Dataset listings of figures:

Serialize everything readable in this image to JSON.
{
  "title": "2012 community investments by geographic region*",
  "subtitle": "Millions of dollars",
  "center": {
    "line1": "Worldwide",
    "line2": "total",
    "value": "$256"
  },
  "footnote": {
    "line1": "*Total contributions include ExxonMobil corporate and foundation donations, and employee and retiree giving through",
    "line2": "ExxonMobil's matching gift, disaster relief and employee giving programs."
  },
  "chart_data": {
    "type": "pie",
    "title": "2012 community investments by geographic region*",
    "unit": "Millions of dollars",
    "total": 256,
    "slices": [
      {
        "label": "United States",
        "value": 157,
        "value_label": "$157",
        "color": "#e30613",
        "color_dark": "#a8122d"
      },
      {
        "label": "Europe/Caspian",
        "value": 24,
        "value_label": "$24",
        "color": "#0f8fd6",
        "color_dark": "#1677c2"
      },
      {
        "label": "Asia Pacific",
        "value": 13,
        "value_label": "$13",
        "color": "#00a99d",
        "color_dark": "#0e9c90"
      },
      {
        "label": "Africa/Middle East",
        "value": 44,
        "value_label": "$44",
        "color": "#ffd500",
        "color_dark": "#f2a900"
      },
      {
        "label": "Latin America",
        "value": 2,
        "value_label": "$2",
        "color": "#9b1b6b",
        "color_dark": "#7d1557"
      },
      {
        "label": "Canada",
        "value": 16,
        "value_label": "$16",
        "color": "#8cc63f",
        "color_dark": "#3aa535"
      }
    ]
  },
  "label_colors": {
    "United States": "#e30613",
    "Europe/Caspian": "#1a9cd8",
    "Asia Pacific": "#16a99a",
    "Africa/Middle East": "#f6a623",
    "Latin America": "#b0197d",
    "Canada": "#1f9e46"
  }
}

▶ **To do**
Determine the number of lines in the records that include the string "geographic", and respond with that number only.

▶ **Response**
2